• _CHALLENGE_: Look at the entries below and reproduce them exactly.

==== DATA SUPPLIED ====

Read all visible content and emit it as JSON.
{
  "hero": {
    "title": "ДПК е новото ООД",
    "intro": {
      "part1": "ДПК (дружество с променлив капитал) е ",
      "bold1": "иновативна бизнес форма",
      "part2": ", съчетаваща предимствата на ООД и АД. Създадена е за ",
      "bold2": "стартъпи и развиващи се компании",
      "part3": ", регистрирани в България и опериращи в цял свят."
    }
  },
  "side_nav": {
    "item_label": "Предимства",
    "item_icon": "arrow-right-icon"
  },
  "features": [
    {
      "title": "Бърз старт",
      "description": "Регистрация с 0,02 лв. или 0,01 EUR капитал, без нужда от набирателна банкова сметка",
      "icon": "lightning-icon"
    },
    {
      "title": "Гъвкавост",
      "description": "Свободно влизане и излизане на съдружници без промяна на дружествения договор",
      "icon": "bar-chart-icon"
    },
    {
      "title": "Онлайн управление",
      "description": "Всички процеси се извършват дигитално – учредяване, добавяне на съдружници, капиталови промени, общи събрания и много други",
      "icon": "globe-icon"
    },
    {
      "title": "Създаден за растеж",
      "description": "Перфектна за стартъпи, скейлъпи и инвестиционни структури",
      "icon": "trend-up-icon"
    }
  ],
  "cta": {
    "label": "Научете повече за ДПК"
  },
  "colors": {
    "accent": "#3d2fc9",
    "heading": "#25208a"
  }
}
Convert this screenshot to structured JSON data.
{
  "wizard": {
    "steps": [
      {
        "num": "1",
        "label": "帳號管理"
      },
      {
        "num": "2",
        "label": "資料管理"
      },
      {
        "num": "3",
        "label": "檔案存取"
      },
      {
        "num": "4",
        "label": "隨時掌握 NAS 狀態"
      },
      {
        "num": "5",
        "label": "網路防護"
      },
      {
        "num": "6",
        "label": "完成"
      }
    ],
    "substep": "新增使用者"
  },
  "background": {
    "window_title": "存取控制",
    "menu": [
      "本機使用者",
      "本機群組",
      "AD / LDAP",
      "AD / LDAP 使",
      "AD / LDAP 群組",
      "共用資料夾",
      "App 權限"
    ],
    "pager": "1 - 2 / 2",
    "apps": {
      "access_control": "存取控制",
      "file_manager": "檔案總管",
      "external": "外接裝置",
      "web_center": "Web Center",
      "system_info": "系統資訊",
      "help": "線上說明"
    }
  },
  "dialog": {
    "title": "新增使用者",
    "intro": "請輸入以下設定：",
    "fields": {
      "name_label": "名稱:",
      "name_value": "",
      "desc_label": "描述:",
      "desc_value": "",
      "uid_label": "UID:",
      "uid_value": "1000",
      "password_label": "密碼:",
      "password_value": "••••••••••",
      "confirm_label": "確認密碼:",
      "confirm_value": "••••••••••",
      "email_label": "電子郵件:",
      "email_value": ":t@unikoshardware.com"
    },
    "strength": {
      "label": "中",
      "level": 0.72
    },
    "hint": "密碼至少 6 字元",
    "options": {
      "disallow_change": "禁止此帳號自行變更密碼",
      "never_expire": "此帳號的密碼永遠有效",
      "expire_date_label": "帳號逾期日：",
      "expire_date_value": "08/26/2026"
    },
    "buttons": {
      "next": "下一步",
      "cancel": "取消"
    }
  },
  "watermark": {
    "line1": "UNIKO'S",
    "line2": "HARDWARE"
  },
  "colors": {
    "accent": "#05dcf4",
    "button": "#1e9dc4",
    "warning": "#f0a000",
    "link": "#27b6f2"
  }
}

====

• _CORRECT RESPONSE_:
Read all visible content and emit it as JSON.
{
  "hero": {
    "title": "ДПК е новото ООД",
    "intro": {
      "part1": "ДПК (дружество с променлив капитал) е ",
      "bold1": "иновативна бизнес форма",
      "part2": ", съчетаваща предимствата на ООД и АД. Създадена е за ",
      "bold2": "стартъпи и развиващи се компании",
      "part3": ", регистрирани в България и опериращи в цял свят."
    }
  },
  "side_nav": {
    "item_label": "Предимства",
    "item_icon": "arrow-right-icon"
  },
  "features": [
    {
      "title": "Бърз старт",
      "description": "Регистрация с 0,02 лв. или 0,01 EUR капитал, без нужда от набирателна банкова сметка",
      "icon": "lightning-icon"
    },
    {
      "title": "Гъвкавост",
      "description": "Свободно влизане и излизане на съдружници без промяна на дружествения договор",
      "icon": "bar-chart-icon"
    },
    {
      "title": "Онлайн управление",
      "description": "Всички процеси се извършват дигитално – учредяване, добавяне на съдружници, капиталови промени, общи събрания и много други",
      "icon": "globe-icon"
    },
    {
      "title": "Създаден за растеж",
      "description": "Перфектна за стартъпи, скейлъпи и инвестиционни структури",
      "icon": "trend-up-icon"
    }
  ],
  "cta": {
    "label": "Научете повече за ДПК"
  },
  "colors": {
    "accent": "#3d2fc9",
    "heading": "#25208a"
  }
}
Convert this screenshot to structured JSON data.
{
  "wizard": {
    "steps": [
      {
        "num": "1",
        "label": "帳號管理"
      },
      {
        "num": "2",
        "label": "資料管理"
      },
      {
        "num": "3",
        "label": "檔案存取"
      },
      {
        "num": "4",
        "label": "隨時掌握 NAS 狀態"
      },
      {
        "num": "5",
        "label": "網路防護"
      },
      {
        "num": "6",
        "label": "完成"
      }
    ],
    "substep": "新增使用者"
  },
  "background": {
    "window_title": "存取控制",
    "menu": [
      "本機使用者",
      "本機群組",
      "AD / LDAP",
      "AD / LDAP 使",
      "AD / LDAP 群組",
      "共用資料夾",
      "App 權限"
    ],
    "pager": "1 - 2 / 2",
    "apps": {
      "access_control": "存取控制",
      "file_manager": "檔案總管",
      "external": "外接裝置",
      "web_center": "Web Center",
      "system_info": "系統資訊",
      "help": "線上說明"
    }
  },
  "dialog": {
    "title": "新增使用者",
    "intro": "請輸入以下設定：",
    "fields": {
      "name_label": "名稱:",
      "name_value": "",
      "desc_label": "描述:",
      "desc_value": "",
      "uid_label": "UID:",
      "uid_value": "1000",
      "password_label": "密碼:",
      "password_value": "••••••••••",
      "confirm_label": "確認密碼:",
      "confirm_value": "••••••••••",
      "email_label": "電子郵件:",
      "email_value": ":t@unikoshardware.com"
    },
    "strength": {
      "label": "中",
      "level": 0.72
    },
    "hint": "密碼至少 6 字元",
    "options": {
      "disallow_change": "禁止此帳號自行變更密碼",
      "never_expire": "此帳號的密碼永遠有效",
      "expire_date_label": "帳號逾期日：",
      "expire_date_value": "08/26/2026"
    },
    "buttons": {
      "next": "下一步",
      "cancel": "取消"
    }
  },
  "watermark": {
    "line1": "UNIKO'S",
    "line2": "HARDWARE"
  },
  "colors": {
    "accent": "#05dcf4",
    "button": "#1e9dc4",
    "warning": "#f0a000",
    "link": "#27b6f2"
  }
}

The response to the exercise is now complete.